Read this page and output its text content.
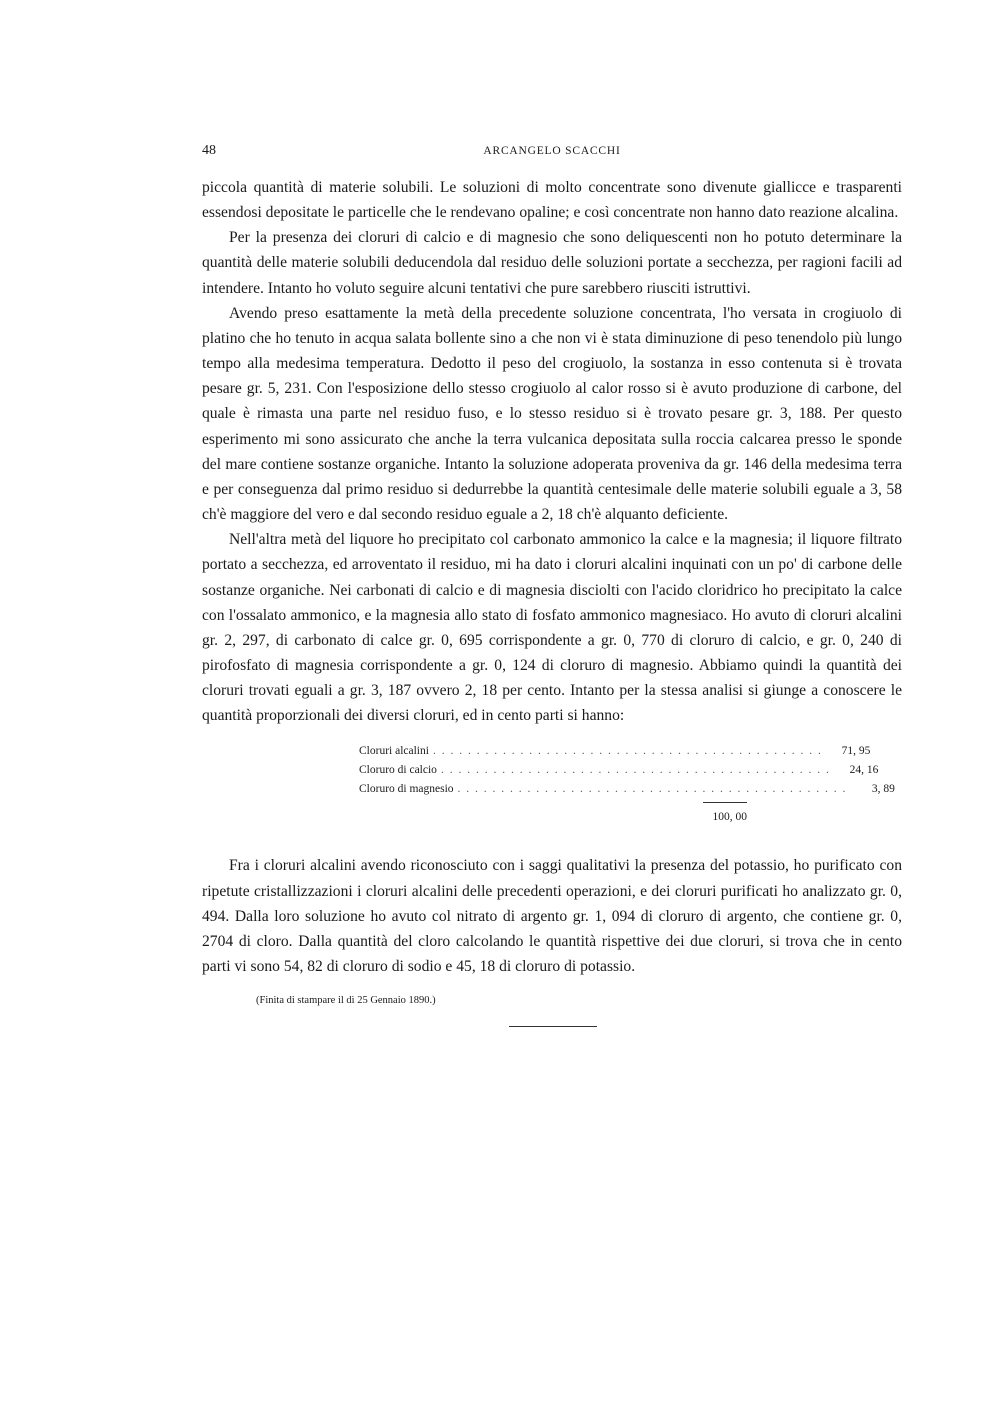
48	ARCANGELO SCACCHI

piccola quantità di materie solubili. Le soluzioni di molto concentrate sono divenute giallicce e trasparenti essendosi depositate le particelle che le rendevano opaline; e così concentrate non hanno dato reazione alcalina.

Per la presenza dei cloruri di calcio e di magnesio che sono deliquescenti non ho potuto determinare la quantità delle materie solubili deducendola dal residuo delle soluzioni portate a secchezza, per ragioni facili ad intendere. Intanto ho voluto seguire alcuni tentativi che pure sarebbero riusciti istruttivi.

Avendo preso esattamente la metà della precedente soluzione concentrata, l'ho versata in crogiuolo di platino che ho tenuto in acqua salata bollente sino a che non vi è stata diminuzione di peso tenendolo più lungo tempo alla medesima temperatura. Dedotto il peso del crogiuolo, la sostanza in esso contenuta si è trovata pesare gr. 5, 231. Con l'esposizione dello stesso crogiuolo al calor rosso si è avuto produzione di carbone, del quale è rimasta una parte nel residuo fuso, e lo stesso residuo si è trovato pesare gr. 3, 188. Per questo esperimento mi sono assicurato che anche la terra vulcanica depositata sulla roccia calcarea presso le sponde del mare contiene sostanze organiche. Intanto la soluzione adoperata proveniva da gr. 146 della medesima terra e per conseguenza dal primo residuo si dedurrebbe la quantità centesimale delle materie solubili eguale a 3, 58 ch'è maggiore del vero e dal secondo residuo eguale a 2, 18 ch'è alquanto deficiente.

Nell'altra metà del liquore ho precipitato col carbonato ammonico la calce e la magnesia; il liquore filtrato portato a secchezza, ed arroventato il residuo, mi ha dato i cloruri alcalini inquinati con un po' di carbone delle sostanze organiche. Nei carbonati di calcio e di magnesia disciolti con l'acido cloridrico ho precipitato la calce con l'ossalato ammonico, e la magnesia allo stato di fosfato ammonico magnesiaco. Ho avuto di cloruri alcalini gr. 2, 297, di carbonato di calce gr. 0, 695 corrispondente a gr. 0, 770 di cloruro di calcio, e gr. 0, 240 di pirofosfato di magnesia corrispondente a gr. 0, 124 di cloruro di magnesio. Abbiamo quindi la quantità dei cloruri trovati eguali a gr. 3, 187 ovvero 2, 18 per cento. Intanto per la stessa analisi si giunge a conoscere le quantità proporzionali dei diversi cloruri, ed in cento parti si hanno:

Cloruri alcalini . . . . . . . . . . . . . . . . . . . . . . . . . . . . . . . . . . . . . . . . . . . . .	71, 95
Cloruro di calcio . . . . . . . . . . . . . . . . . . . . . . . . . . . . . . . . . . . . . . . . . . . . .	24, 16
Cloruro di magnesio . . . . . . . . . . . . . . . . . . . . . . . . . . . . . . . . . . . . . . . . . . . . .	3, 89
100, 00

Fra i cloruri alcalini avendo riconosciuto con i saggi qualitativi la presenza del potassio, ho purificato con ripetute cristallizzazioni i cloruri alcalini delle precedenti operazioni, e dei cloruri purificati ho analizzato gr. 0, 494. Dalla loro soluzione ho avuto col nitrato di argento gr. 1, 094 di cloruro di argento, che contiene gr. 0, 2704 di cloro. Dalla quantità del cloro calcolando le quantità rispettive dei due cloruri, si trova che in cento parti vi sono 54, 82 di cloruro di sodio e 45, 18 di cloruro di potassio.

(Finita di stampare il dì 25 Gennaio 1890.)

◆ ◆ ◆ ◆ ◆

:: Directions ::
Restate the data above exactly, stripping out each image.

:: Output of the task ::
Read this page and output its text content.
48	ARCANGELO SCACCHI

piccola quantità di materie solubili. Le soluzioni di molto concentrate sono divenute giallicce e trasparenti essendosi depositate le particelle che le rendevano opaline; e così concentrate non hanno dato reazione alcalina.

Per la presenza dei cloruri di calcio e di magnesio che sono deliquescenti non ho potuto determinare la quantità delle materie solubili deducendola dal residuo delle soluzioni portate a secchezza, per ragioni facili ad intendere. Intanto ho voluto seguire alcuni tentativi che pure sarebbero riusciti istruttivi.

Avendo preso esattamente la metà della precedente soluzione concentrata, l'ho versata in crogiuolo di platino che ho tenuto in acqua salata bollente sino a che non vi è stata diminuzione di peso tenendolo più lungo tempo alla medesima temperatura. Dedotto il peso del crogiuolo, la sostanza in esso contenuta si è trovata pesare gr. 5, 231. Con l'esposizione dello stesso crogiuolo al calor rosso si è avuto produzione di carbone, del quale è rimasta una parte nel residuo fuso, e lo stesso residuo si è trovato pesare gr. 3, 188. Per questo esperimento mi sono assicurato che anche la terra vulcanica depositata sulla roccia calcarea presso le sponde del mare contiene sostanze organiche. Intanto la soluzione adoperata proveniva da gr. 146 della medesima terra e per conseguenza dal primo residuo si dedurrebbe la quantità centesimale delle materie solubili eguale a 3, 58 ch'è maggiore del vero e dal secondo residuo eguale a 2, 18 ch'è alquanto deficiente.

Nell'altra metà del liquore ho precipitato col carbonato ammonico la calce e la magnesia; il liquore filtrato portato a secchezza, ed arroventato il residuo, mi ha dato i cloruri alcalini inquinati con un po' di carbone delle sostanze organiche. Nei carbonati di calcio e di magnesia disciolti con l'acido cloridrico ho precipitato la calce con l'ossalato ammonico, e la magnesia allo stato di fosfato ammonico magnesiaco. Ho avuto di cloruri alcalini gr. 2, 297, di carbonato di calce gr. 0, 695 corrispondente a gr. 0, 770 di cloruro di calcio, e gr. 0, 240 di pirofosfato di magnesia corrispondente a gr. 0, 124 di cloruro di magnesio. Abbiamo quindi la quantità dei cloruri trovati eguali a gr. 3, 187 ovvero 2, 18 per cento. Intanto per la stessa analisi si giunge a conoscere le quantità proporzionali dei diversi cloruri, ed in cento parti si hanno:

Cloruri alcalini . . . . . . . . . . . . . . . . . . . . . . . . . . . . . . . . . . . . . . . . . . . . .	71, 95
Cloruro di calcio . . . . . . . . . . . . . . . . . . . . . . . . . . . . . . . . . . . . . . . . . . . . .	24, 16
Cloruro di magnesio . . . . . . . . . . . . . . . . . . . . . . . . . . . . . . . . . . . . . . . . . . . . .	3, 89
100, 00

Fra i cloruri alcalini avendo riconosciuto con i saggi qualitativi la presenza del potassio, ho purificato con ripetute cristallizzazioni i cloruri alcalini delle precedenti operazioni, e dei cloruri purificati ho analizzato gr. 0, 494. Dalla loro soluzione ho avuto col nitrato di argento gr. 1, 094 di cloruro di argento, che contiene gr. 0, 2704 di cloro. Dalla quantità del cloro calcolando le quantità rispettive dei due cloruri, si trova che in cento parti vi sono 54, 82 di cloruro di sodio e 45, 18 di cloruro di potassio.

(Finita di stampare il dì 25 Gennaio 1890.)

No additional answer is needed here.